Stated task:
Would you output the whole listing below, exactly as it reads?

Source data:
───
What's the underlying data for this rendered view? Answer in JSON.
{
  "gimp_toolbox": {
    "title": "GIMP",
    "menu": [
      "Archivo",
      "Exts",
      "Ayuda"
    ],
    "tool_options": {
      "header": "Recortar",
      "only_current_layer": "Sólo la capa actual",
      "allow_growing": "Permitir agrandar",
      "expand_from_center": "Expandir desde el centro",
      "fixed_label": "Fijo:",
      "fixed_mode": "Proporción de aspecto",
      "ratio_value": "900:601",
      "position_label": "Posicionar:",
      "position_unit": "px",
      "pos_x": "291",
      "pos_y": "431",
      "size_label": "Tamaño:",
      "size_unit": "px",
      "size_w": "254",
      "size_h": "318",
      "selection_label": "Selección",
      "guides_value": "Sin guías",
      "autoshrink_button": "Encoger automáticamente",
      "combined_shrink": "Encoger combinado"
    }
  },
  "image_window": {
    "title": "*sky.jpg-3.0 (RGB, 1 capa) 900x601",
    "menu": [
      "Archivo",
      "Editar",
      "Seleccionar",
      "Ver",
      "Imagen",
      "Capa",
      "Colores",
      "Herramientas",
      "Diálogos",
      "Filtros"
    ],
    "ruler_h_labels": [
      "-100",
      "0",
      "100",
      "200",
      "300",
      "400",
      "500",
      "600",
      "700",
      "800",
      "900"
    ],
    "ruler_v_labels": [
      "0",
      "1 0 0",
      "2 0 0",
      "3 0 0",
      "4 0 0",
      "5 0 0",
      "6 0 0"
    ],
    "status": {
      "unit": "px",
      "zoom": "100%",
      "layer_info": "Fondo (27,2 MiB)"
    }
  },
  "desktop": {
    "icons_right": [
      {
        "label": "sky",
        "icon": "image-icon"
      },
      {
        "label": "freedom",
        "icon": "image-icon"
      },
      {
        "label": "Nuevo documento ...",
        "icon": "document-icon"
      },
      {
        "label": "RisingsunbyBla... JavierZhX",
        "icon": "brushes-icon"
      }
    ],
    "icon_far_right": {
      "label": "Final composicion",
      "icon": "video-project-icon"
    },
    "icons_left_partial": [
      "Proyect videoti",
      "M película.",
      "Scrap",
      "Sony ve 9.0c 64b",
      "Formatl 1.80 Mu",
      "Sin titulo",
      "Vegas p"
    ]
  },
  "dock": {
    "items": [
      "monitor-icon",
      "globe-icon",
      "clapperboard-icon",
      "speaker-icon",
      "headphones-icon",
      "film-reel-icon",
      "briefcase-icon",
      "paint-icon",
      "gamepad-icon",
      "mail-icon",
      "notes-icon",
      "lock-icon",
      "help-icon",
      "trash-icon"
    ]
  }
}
───
Reply:
What's the underlying data for this rendered view? Answer in JSON.
{
  "gimp_toolbox": {
    "title": "GIMP",
    "menu": [
      "Archivo",
      "Exts",
      "Ayuda"
    ],
    "tool_options": {
      "header": "Recortar",
      "only_current_layer": "Sólo la capa actual",
      "allow_growing": "Permitir agrandar",
      "expand_from_center": "Expandir desde el centro",
      "fixed_label": "Fijo:",
      "fixed_mode": "Proporción de aspecto",
      "ratio_value": "900:601",
      "position_label": "Posicionar:",
      "position_unit": "px",
      "pos_x": "291",
      "pos_y": "431",
      "size_label": "Tamaño:",
      "size_unit": "px",
      "size_w": "254",
      "size_h": "318",
      "selection_label": "Selección",
      "guides_value": "Sin guías",
      "autoshrink_button": "Encoger automáticamente",
      "combined_shrink": "Encoger combinado"
    }
  },
  "image_window": {
    "title": "*sky.jpg-3.0 (RGB, 1 capa) 900x601",
    "menu": [
      "Archivo",
      "Editar",
      "Seleccionar",
      "Ver",
      "Imagen",
      "Capa",
      "Colores",
      "Herramientas",
      "Diálogos",
      "Filtros"
    ],
    "ruler_h_labels": [
      "-100",
      "0",
      "100",
      "200",
      "300",
      "400",
      "500",
      "600",
      "700",
      "800",
      "900"
    ],
    "ruler_v_labels": [
      "0",
      "1 0 0",
      "2 0 0",
      "3 0 0",
      "4 0 0",
      "5 0 0",
      "6 0 0"
    ],
    "status": {
      "unit": "px",
      "zoom": "100%",
      "layer_info": "Fondo (27,2 MiB)"
    }
  },
  "desktop": {
    "icons_right": [
      {
        "label": "sky",
        "icon": "image-icon"
      },
      {
        "label": "freedom",
        "icon": "image-icon"
      },
      {
        "label": "Nuevo documento ...",
        "icon": "document-icon"
      },
      {
        "label": "RisingsunbyBla... JavierZhX",
        "icon": "brushes-icon"
      }
    ],
    "icon_far_right": {
      "label": "Final composicion",
      "icon": "video-project-icon"
    },
    "icons_left_partial": [
      "Proyect videoti",
      "M película.",
      "Scrap",
      "Sony ve 9.0c 64b",
      "Formatl 1.80 Mu",
      "Sin titulo",
      "Vegas p"
    ]
  },
  "dock": {
    "items": [
      "monitor-icon",
      "globe-icon",
      "clapperboard-icon",
      "speaker-icon",
      "headphones-icon",
      "film-reel-icon",
      "briefcase-icon",
      "paint-icon",
      "gamepad-icon",
      "mail-icon",
      "notes-icon",
      "lock-icon",
      "help-icon",
      "trash-icon"
    ]
  }
}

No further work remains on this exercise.